• **REQUIRED WORK**: From the entries below, list each line with "name".

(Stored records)

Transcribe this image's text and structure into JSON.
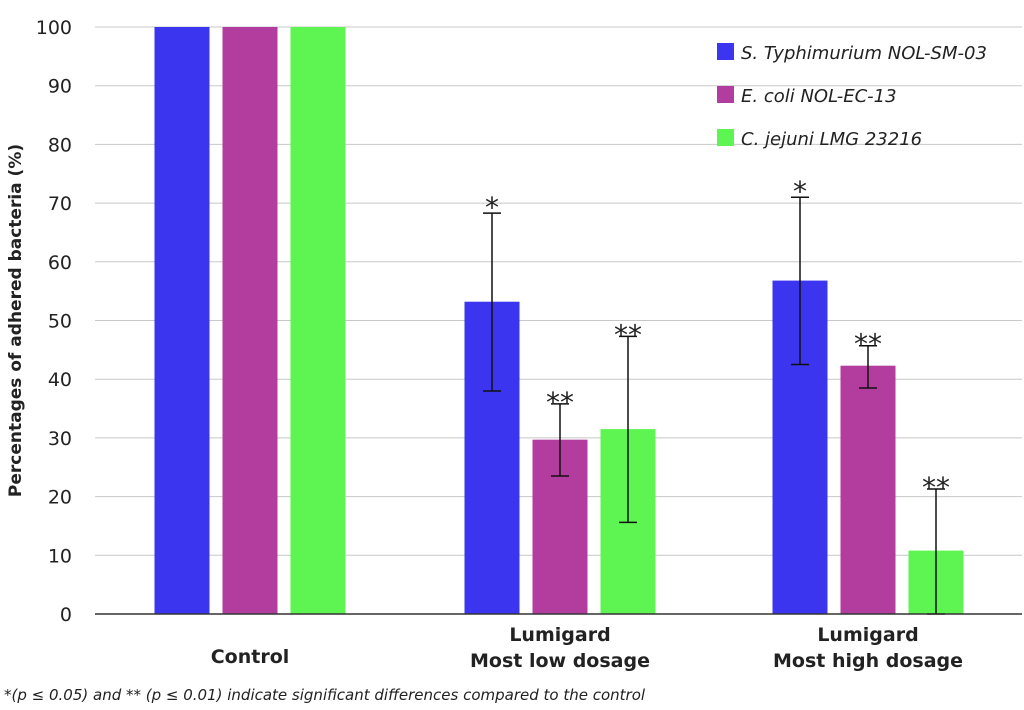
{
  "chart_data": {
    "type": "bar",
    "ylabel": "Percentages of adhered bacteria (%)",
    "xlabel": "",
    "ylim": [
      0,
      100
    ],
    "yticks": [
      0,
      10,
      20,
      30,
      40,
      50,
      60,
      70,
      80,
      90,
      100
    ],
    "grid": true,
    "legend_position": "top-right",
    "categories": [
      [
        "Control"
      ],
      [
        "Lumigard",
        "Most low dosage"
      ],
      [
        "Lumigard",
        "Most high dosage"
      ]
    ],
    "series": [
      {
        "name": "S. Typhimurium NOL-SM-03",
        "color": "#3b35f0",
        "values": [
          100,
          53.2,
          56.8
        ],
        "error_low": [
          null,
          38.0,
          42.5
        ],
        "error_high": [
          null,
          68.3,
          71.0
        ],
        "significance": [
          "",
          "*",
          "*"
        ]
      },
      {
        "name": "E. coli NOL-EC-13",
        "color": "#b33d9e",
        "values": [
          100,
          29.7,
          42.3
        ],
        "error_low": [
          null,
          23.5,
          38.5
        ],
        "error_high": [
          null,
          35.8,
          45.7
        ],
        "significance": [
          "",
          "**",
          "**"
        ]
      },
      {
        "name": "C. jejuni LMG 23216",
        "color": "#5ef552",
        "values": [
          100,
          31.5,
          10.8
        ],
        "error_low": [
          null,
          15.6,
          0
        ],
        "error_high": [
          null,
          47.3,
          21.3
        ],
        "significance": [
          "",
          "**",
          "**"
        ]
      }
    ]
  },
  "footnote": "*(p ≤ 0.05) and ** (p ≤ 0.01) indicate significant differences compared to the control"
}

...

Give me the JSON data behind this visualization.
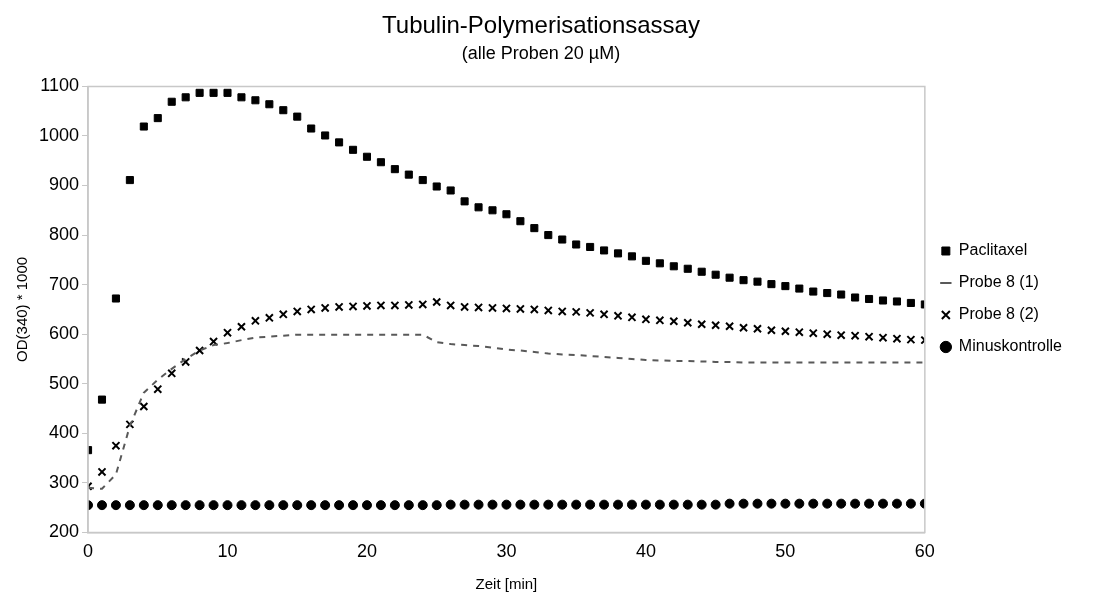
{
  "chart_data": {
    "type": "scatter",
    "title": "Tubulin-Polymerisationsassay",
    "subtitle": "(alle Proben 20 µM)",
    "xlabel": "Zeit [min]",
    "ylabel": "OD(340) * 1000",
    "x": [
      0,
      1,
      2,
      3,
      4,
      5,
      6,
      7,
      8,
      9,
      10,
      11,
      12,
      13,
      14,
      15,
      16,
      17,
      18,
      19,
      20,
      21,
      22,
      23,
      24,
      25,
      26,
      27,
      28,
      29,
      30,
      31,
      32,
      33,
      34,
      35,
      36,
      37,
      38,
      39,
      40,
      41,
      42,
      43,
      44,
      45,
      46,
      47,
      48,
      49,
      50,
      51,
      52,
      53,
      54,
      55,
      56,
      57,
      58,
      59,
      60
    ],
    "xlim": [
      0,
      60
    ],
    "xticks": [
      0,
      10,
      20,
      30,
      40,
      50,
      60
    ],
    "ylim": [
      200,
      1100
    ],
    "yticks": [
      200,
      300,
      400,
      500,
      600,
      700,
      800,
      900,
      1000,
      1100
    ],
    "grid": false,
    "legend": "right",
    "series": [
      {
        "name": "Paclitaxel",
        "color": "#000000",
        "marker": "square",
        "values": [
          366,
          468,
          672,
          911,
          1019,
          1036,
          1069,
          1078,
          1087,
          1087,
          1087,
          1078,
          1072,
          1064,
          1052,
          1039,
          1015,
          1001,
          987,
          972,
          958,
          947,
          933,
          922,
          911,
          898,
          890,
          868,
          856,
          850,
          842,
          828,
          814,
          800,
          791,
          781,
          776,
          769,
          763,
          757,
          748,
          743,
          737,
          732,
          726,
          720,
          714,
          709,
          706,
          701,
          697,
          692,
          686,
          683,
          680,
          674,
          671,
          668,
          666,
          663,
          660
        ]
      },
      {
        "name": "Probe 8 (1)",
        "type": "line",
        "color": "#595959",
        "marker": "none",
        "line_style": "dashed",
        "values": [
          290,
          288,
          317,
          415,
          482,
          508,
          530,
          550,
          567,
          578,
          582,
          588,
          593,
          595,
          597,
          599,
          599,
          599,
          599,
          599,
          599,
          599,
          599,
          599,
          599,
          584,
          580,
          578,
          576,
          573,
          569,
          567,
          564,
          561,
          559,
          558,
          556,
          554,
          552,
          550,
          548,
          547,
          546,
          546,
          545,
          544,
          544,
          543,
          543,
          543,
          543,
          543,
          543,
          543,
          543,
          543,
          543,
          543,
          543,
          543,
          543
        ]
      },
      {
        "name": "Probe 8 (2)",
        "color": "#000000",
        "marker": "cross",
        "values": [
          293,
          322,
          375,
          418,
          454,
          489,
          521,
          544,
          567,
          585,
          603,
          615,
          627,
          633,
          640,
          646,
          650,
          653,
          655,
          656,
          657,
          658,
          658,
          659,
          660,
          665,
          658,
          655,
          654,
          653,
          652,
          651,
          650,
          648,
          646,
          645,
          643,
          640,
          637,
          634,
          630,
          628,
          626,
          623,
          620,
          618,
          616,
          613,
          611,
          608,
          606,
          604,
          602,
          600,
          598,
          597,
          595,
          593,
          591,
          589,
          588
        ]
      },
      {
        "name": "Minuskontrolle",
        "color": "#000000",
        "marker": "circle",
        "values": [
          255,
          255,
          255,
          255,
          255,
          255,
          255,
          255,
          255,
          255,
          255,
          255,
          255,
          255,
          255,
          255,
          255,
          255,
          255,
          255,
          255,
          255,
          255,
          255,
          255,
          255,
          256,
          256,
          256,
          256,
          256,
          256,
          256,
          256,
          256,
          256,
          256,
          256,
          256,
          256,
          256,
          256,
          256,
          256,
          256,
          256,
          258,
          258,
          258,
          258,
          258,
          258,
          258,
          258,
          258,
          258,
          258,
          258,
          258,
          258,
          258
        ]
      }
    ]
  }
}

* * *

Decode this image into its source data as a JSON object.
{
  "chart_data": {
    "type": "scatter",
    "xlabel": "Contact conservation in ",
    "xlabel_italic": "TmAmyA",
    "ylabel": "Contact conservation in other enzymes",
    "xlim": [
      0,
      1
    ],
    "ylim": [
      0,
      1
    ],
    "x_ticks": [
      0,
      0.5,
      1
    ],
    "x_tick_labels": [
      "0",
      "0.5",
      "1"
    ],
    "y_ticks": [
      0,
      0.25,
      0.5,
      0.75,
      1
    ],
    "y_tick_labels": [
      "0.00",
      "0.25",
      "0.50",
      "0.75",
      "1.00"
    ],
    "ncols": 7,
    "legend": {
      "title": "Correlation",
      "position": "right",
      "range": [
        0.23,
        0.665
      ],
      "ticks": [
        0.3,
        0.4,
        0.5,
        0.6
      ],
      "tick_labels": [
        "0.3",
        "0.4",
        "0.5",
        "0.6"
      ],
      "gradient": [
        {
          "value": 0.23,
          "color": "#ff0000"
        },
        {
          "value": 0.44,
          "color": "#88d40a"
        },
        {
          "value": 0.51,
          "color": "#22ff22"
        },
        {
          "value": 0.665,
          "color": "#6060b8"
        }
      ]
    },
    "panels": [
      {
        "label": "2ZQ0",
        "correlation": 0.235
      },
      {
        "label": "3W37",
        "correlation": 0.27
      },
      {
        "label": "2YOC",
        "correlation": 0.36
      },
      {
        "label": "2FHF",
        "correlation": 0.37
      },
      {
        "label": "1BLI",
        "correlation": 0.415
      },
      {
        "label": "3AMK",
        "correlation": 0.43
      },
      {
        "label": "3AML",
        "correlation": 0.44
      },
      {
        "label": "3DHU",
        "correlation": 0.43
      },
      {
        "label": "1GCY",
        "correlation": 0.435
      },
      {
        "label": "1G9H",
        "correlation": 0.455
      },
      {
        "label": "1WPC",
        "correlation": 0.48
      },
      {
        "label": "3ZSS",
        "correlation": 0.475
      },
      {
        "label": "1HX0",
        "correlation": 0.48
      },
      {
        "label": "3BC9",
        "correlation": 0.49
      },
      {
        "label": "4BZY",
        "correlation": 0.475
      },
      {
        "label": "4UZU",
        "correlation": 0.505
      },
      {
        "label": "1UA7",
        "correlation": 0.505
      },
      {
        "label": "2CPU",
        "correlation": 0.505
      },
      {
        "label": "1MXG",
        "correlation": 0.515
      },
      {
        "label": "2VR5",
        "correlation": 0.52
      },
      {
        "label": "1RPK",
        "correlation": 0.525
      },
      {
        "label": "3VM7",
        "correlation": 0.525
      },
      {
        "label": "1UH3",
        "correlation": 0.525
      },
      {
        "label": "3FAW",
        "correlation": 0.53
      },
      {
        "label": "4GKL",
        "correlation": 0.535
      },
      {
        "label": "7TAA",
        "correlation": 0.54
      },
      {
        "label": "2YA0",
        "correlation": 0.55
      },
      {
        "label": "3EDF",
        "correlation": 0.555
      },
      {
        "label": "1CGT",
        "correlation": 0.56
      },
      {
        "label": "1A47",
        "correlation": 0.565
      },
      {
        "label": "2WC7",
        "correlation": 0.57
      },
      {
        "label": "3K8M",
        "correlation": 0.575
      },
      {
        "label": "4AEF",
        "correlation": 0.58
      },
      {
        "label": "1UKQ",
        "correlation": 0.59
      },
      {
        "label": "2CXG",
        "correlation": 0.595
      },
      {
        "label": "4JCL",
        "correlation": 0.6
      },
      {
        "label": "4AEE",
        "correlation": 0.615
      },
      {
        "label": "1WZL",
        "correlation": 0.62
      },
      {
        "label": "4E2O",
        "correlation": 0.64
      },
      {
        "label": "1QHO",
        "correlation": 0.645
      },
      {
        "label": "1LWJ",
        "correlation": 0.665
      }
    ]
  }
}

• **ANSWER AREA**:
        "name": "S. Typhimurium NOL-SM-03",
        "name": "E. coli NOL-EC-13",
        "name": "C. jejuni LMG 23216",
        "name": "Paclitaxel",
        "name": "Probe 8 (1)",
        "name": "Probe 8 (2)",
        "name": "Minuskontrolle",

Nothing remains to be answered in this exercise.